■ PROBLEM STATEMENT ■
Determine the number of lines in these entries that hold the word "Eredl". Give the number and nothing more.

RECORDS FOR PROCESSING start

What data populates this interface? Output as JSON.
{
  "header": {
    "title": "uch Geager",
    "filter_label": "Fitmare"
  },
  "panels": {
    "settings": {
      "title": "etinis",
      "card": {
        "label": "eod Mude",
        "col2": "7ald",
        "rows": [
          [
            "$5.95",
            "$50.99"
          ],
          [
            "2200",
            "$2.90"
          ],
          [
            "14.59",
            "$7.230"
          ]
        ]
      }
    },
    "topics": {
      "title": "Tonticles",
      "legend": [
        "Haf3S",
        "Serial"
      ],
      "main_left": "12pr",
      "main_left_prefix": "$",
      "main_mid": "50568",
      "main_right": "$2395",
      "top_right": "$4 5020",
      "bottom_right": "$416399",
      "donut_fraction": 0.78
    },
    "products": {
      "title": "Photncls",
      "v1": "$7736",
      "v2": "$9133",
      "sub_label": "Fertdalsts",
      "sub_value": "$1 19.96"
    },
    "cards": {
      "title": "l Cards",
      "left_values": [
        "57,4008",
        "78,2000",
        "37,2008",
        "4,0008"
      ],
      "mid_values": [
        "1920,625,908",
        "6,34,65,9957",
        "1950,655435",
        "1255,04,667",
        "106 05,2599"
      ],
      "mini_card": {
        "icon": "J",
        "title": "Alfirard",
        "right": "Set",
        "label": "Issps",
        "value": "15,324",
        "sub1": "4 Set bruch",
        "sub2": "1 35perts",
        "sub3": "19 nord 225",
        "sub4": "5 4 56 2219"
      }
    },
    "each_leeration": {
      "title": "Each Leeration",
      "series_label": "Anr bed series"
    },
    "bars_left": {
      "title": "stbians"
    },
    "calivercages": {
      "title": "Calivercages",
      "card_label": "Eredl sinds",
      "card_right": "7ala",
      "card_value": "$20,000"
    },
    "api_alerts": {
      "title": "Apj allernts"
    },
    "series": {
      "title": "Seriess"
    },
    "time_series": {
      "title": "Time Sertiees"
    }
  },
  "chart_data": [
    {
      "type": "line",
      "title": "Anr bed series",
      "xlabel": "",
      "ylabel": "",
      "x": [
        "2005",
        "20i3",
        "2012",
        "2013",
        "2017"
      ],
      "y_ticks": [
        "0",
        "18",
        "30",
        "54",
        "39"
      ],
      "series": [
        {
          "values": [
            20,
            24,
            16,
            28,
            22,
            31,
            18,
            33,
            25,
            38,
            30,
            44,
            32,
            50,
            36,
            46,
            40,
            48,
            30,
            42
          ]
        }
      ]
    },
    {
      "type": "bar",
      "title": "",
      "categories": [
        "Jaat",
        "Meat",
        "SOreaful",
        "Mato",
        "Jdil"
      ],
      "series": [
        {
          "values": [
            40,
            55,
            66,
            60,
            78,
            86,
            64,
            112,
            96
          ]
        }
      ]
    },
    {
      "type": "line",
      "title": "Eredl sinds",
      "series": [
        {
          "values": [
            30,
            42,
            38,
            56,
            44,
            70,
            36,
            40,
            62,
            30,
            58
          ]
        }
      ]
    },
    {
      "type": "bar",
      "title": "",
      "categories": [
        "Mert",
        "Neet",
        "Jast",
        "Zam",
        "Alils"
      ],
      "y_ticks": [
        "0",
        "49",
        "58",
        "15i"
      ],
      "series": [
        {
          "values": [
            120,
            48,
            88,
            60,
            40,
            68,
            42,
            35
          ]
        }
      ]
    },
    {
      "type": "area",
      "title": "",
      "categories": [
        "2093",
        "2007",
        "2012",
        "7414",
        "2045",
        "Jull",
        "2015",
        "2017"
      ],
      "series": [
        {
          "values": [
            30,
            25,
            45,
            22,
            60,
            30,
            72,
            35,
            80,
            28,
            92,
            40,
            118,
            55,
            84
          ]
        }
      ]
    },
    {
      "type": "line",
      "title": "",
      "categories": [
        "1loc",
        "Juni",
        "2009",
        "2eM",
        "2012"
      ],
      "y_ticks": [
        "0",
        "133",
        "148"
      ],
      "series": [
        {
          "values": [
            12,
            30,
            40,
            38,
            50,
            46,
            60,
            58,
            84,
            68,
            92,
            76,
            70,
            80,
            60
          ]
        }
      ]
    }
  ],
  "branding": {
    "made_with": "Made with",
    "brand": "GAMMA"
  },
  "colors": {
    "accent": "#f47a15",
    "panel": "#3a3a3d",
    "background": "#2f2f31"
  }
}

RECORDS FOR PROCESSING end

■ EXERCISE OUTPUT ■
2